[What is expected] Write out each line in which the string "there" is present.

[Entries provided]

****************************************

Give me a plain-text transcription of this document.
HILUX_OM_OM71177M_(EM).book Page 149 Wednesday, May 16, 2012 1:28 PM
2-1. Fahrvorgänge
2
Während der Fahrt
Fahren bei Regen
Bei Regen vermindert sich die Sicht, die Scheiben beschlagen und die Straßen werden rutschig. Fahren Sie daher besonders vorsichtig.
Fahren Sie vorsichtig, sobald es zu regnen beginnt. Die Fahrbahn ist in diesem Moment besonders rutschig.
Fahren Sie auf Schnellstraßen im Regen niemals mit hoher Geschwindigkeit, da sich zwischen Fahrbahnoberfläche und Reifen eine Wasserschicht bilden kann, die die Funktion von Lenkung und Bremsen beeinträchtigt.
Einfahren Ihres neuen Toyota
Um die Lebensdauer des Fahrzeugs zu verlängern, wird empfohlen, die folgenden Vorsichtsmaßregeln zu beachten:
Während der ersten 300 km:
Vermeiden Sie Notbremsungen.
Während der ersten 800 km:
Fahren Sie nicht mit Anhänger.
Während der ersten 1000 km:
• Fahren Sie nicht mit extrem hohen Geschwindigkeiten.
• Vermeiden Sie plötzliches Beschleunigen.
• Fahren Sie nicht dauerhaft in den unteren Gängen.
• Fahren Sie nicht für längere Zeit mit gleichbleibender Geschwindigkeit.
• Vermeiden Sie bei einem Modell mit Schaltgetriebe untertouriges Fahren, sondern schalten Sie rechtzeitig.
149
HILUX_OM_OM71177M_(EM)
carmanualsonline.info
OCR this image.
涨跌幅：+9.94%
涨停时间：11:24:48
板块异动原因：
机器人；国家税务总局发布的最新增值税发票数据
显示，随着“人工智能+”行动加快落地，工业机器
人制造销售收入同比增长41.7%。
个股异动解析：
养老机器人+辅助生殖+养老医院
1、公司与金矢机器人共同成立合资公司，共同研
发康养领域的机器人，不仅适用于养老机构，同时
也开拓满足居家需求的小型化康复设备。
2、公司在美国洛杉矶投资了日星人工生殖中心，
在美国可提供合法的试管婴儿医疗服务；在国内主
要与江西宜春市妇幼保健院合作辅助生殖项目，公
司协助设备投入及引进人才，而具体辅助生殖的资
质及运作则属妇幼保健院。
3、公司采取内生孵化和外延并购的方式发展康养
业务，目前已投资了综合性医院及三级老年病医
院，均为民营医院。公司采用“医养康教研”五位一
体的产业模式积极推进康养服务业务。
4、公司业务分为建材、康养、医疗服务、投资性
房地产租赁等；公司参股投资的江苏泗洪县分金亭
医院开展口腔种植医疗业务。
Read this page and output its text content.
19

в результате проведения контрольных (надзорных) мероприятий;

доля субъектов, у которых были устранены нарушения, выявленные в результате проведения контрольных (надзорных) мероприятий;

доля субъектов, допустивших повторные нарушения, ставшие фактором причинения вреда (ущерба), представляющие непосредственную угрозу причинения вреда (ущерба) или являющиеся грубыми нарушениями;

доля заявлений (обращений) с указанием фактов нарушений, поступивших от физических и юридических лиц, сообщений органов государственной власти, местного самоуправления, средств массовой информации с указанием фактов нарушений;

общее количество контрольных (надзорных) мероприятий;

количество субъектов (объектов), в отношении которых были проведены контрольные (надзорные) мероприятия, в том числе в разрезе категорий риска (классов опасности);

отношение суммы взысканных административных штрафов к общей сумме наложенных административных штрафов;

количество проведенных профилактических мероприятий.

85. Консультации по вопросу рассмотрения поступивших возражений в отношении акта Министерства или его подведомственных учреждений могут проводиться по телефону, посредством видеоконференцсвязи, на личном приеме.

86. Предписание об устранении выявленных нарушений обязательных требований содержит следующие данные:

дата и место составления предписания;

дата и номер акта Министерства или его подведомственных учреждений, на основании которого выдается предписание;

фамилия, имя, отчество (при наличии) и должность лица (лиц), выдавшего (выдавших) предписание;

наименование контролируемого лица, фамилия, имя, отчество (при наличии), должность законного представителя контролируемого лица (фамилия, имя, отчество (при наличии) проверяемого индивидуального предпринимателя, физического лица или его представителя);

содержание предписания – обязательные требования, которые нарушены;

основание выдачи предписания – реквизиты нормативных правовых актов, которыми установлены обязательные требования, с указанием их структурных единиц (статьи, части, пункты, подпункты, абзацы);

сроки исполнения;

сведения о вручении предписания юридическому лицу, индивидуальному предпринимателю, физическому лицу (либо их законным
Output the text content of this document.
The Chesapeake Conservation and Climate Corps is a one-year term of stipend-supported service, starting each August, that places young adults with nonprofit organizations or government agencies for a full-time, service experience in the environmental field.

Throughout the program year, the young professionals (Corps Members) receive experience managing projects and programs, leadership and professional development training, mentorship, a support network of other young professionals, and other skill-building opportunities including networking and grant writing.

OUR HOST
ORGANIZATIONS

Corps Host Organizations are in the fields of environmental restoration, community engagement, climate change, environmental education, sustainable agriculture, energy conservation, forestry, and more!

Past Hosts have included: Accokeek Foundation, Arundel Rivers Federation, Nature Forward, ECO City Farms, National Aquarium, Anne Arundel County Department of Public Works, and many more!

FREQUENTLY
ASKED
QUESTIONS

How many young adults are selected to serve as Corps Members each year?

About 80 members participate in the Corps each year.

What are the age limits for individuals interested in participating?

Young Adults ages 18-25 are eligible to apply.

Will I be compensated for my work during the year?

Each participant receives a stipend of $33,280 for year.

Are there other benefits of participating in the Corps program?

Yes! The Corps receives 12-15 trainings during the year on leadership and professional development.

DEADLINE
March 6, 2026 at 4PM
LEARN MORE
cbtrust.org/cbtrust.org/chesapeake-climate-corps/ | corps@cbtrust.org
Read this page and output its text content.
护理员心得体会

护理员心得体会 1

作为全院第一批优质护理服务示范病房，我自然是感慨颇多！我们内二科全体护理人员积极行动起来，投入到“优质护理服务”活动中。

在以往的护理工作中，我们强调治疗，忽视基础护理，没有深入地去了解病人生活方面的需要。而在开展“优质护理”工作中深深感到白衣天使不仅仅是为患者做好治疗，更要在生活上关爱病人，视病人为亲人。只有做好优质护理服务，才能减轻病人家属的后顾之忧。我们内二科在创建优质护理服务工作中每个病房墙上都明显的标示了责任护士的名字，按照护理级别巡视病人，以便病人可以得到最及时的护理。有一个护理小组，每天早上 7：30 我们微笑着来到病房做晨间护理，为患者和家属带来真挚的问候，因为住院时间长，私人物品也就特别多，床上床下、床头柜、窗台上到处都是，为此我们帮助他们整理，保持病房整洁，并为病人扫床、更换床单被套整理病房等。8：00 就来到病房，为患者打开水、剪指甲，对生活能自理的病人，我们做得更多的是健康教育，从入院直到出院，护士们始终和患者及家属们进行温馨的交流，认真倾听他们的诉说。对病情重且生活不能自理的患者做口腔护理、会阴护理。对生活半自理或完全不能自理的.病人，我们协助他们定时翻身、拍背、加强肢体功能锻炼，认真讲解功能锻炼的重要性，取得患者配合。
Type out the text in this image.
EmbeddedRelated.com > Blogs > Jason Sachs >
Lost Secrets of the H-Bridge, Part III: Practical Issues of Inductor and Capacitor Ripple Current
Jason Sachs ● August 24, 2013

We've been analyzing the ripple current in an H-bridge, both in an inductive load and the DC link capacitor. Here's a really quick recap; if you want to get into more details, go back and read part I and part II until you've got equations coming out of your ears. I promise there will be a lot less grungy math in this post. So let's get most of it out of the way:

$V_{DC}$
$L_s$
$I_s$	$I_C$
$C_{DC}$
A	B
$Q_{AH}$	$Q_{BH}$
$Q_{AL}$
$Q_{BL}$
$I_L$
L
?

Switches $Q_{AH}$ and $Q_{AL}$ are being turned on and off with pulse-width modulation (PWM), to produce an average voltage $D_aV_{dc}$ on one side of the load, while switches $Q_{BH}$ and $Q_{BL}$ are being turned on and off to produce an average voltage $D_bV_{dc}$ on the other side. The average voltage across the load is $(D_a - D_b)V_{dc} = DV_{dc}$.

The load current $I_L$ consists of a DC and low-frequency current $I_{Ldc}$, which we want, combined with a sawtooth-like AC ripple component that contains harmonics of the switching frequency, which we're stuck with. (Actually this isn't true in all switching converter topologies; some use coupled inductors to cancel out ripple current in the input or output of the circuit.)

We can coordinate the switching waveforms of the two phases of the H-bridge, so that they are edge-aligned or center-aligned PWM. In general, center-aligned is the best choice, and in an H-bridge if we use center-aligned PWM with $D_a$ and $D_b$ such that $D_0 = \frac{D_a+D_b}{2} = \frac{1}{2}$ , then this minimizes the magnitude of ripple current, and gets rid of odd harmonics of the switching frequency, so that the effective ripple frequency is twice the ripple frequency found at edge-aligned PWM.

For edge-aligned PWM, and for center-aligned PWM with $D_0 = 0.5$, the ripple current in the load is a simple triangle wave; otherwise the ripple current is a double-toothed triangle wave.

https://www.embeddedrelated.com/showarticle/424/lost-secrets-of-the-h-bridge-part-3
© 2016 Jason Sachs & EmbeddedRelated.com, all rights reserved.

****************************************

[Full answer]
Are there other benefits of participating in the Corps program?
We've been analyzing the ripple current in an H-bridge, both in an inductive load and the DC link capacitor. Here's a really quick recap; if you want to get into more details, go back and read part I and part II until you've got equations coming out of your ears. I promise there will be a lot less grungy math in this post. So let's get most of it out of the way:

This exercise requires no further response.